TASK TO COMPLETE: Extract from the listing each line in which the word "salinity" appears.

Start of WORKING DATA

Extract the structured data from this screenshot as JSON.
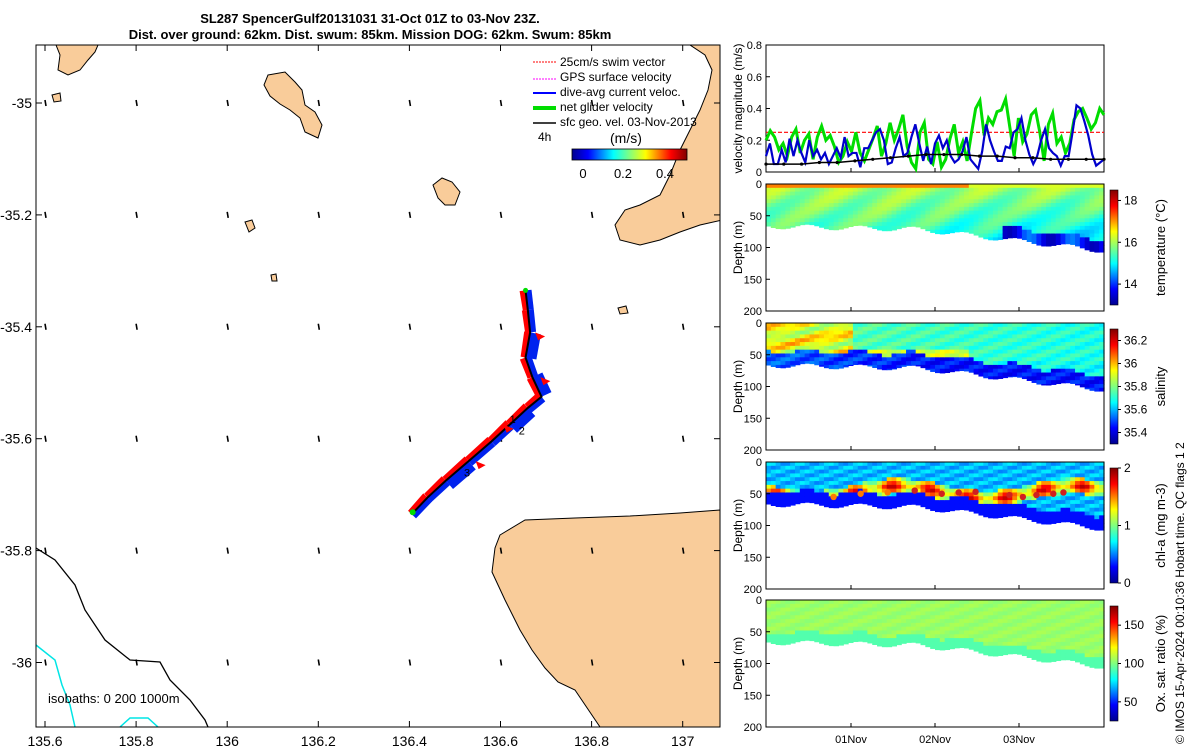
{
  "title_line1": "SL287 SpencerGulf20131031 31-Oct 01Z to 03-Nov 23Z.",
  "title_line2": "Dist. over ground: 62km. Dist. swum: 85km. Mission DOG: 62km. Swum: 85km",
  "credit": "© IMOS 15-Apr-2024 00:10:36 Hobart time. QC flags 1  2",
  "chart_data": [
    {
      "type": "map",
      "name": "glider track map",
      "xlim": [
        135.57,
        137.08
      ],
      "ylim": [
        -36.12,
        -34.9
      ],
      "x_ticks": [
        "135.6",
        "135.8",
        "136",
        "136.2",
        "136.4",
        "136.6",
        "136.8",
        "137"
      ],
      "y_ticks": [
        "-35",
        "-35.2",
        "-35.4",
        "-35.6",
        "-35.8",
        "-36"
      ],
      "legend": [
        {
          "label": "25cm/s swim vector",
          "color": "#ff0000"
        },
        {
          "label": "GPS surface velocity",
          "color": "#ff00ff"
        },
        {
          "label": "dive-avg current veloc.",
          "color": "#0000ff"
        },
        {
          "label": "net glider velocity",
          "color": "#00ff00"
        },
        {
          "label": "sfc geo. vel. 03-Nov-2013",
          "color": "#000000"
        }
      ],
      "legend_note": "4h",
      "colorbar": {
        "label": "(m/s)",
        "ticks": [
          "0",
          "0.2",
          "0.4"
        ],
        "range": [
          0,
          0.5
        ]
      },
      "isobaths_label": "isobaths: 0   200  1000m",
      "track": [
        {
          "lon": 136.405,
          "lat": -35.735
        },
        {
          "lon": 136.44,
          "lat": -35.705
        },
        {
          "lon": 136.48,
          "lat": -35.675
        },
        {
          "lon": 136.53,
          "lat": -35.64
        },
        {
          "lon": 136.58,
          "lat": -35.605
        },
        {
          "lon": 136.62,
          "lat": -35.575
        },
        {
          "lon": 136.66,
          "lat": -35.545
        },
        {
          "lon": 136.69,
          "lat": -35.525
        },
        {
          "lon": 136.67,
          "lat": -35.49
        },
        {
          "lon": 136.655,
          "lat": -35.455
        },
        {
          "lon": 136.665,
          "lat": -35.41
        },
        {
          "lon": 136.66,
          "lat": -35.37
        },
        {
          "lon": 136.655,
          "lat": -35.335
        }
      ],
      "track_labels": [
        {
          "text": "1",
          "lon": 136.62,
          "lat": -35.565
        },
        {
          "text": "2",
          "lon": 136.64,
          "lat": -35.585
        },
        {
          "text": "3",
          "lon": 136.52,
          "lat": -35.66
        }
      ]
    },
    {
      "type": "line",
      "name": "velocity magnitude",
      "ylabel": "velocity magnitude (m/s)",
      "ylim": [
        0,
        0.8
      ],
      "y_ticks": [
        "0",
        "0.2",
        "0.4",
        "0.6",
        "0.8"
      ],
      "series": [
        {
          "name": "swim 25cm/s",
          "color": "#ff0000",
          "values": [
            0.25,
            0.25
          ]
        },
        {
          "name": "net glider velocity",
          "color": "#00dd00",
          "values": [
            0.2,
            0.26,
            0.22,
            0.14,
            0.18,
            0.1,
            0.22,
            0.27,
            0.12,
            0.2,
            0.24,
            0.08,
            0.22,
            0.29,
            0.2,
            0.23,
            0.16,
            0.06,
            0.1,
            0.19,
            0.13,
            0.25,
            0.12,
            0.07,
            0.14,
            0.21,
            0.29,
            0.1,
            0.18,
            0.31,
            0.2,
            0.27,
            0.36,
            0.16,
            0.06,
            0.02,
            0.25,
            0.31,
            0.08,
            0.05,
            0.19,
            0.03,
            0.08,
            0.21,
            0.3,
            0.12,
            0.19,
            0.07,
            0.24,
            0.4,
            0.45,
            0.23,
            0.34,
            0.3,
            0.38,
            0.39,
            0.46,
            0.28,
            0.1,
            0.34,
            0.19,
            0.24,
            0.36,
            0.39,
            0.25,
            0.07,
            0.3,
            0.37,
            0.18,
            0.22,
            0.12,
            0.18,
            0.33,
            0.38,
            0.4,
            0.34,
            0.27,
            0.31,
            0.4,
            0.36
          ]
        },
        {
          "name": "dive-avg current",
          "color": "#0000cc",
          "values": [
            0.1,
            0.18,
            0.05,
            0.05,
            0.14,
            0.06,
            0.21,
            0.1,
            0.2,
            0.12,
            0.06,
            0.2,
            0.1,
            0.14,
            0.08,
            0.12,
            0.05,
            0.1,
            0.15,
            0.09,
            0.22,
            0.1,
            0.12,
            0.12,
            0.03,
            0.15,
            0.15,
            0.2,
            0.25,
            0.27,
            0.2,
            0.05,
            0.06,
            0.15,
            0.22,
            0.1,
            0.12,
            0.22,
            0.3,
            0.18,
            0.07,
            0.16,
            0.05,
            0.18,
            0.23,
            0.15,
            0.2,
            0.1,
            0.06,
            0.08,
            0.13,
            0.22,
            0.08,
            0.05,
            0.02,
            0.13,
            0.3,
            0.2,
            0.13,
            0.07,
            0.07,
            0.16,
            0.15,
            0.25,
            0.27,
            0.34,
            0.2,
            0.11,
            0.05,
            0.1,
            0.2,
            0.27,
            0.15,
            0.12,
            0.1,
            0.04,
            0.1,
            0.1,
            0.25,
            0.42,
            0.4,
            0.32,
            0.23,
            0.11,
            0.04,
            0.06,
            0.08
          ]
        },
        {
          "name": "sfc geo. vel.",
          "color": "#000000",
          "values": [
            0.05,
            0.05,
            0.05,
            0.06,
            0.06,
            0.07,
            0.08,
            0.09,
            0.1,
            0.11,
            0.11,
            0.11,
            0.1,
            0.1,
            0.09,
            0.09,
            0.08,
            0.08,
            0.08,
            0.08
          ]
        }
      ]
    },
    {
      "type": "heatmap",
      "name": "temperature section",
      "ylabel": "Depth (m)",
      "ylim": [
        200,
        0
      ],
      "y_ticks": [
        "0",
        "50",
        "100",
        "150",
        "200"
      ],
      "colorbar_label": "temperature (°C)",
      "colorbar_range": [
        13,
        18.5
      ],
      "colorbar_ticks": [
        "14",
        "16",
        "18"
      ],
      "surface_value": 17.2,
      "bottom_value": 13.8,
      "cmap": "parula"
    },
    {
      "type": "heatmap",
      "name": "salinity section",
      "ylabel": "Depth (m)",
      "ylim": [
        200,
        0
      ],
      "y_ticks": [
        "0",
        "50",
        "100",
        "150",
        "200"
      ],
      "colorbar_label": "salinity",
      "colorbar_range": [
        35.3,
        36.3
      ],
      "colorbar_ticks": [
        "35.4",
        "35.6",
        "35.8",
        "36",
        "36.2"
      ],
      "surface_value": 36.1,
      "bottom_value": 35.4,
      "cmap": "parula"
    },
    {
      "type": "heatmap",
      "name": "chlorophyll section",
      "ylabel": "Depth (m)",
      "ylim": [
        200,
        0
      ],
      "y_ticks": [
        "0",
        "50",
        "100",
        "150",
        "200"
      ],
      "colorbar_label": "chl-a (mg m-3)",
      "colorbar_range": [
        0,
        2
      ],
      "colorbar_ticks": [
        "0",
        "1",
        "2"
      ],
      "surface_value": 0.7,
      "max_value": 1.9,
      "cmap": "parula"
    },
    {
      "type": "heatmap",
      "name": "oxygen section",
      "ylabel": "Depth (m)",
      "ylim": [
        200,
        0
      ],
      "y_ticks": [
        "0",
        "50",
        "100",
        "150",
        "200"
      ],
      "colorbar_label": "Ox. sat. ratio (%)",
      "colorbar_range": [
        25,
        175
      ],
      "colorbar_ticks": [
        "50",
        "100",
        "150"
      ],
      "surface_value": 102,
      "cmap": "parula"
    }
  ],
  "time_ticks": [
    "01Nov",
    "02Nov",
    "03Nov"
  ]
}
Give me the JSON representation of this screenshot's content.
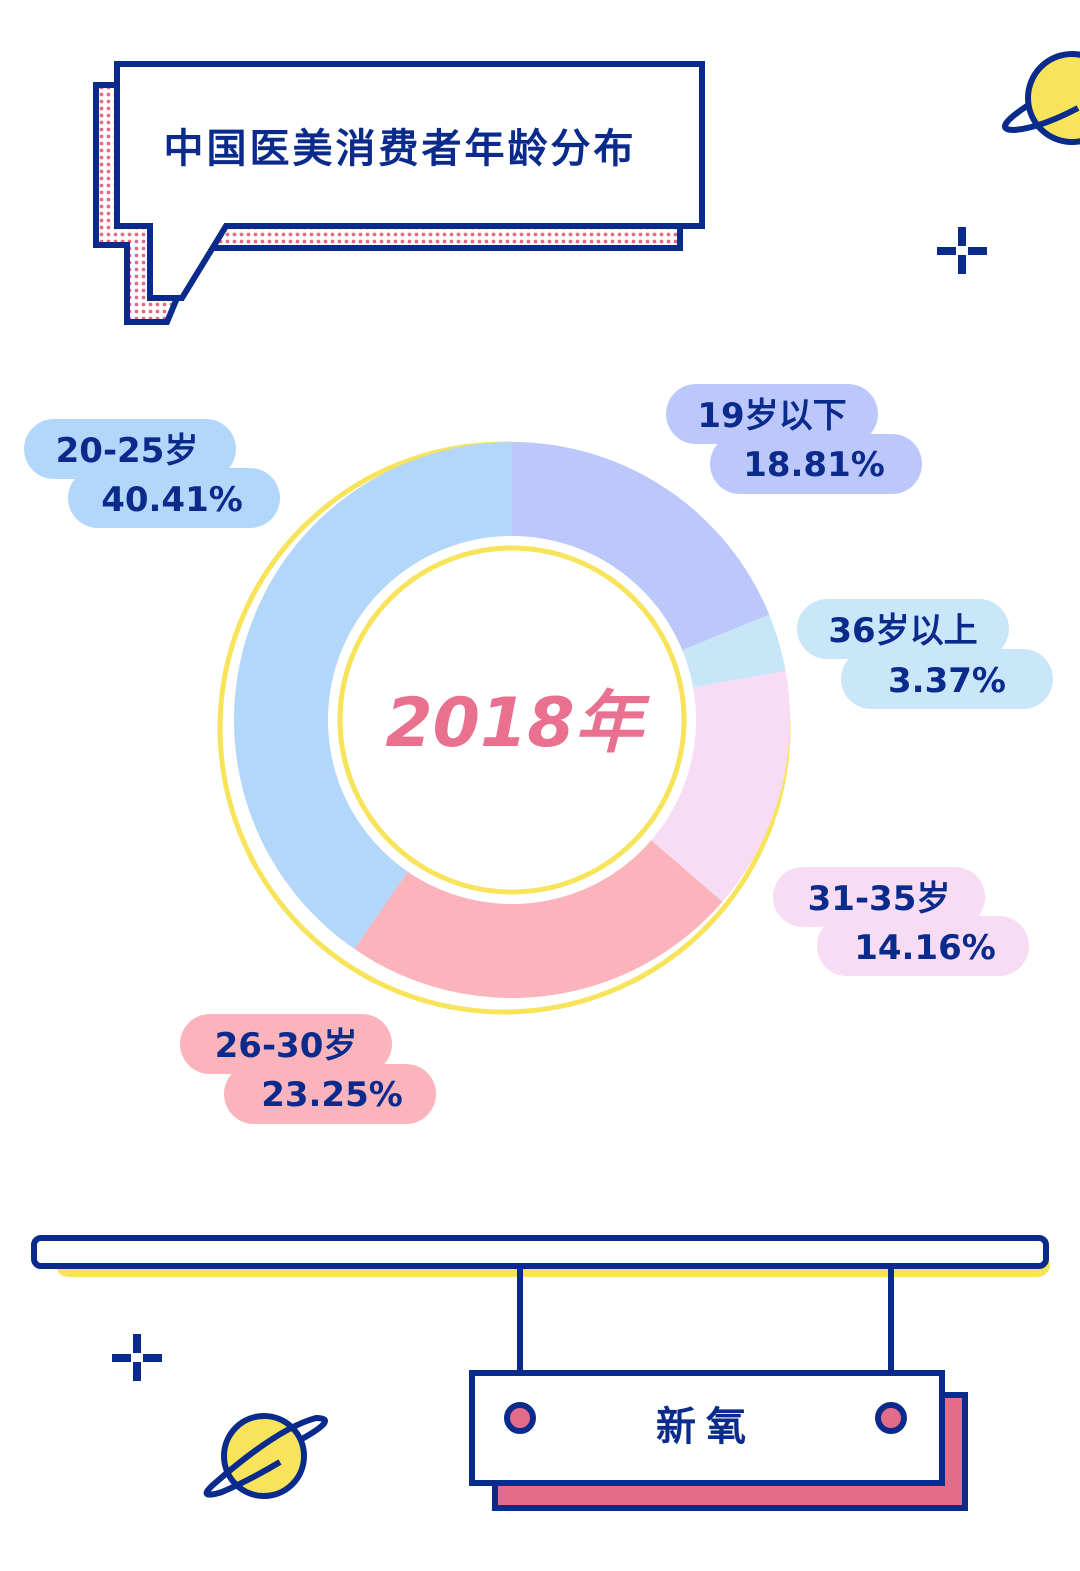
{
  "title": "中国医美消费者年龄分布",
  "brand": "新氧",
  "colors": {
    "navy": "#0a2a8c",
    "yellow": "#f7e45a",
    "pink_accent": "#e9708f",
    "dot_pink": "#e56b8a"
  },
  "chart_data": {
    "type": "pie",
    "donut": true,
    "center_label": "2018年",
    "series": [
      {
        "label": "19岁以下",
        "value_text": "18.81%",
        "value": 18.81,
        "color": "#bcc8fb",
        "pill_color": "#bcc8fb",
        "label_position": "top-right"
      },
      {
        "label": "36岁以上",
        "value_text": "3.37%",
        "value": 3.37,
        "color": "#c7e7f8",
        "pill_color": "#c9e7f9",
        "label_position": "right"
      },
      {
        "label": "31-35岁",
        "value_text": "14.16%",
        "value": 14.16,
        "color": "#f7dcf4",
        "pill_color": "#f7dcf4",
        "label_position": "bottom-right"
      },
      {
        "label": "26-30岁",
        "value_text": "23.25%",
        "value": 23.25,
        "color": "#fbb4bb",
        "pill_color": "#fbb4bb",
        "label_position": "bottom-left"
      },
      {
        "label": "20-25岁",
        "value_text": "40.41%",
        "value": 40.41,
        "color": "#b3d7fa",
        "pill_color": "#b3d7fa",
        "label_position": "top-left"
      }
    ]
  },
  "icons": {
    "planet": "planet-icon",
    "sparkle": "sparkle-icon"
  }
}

End of WORKING DATA

ANSWER TO THE EXERCISE:
      "name": "salinity section",
      "colorbar_label": "salinity",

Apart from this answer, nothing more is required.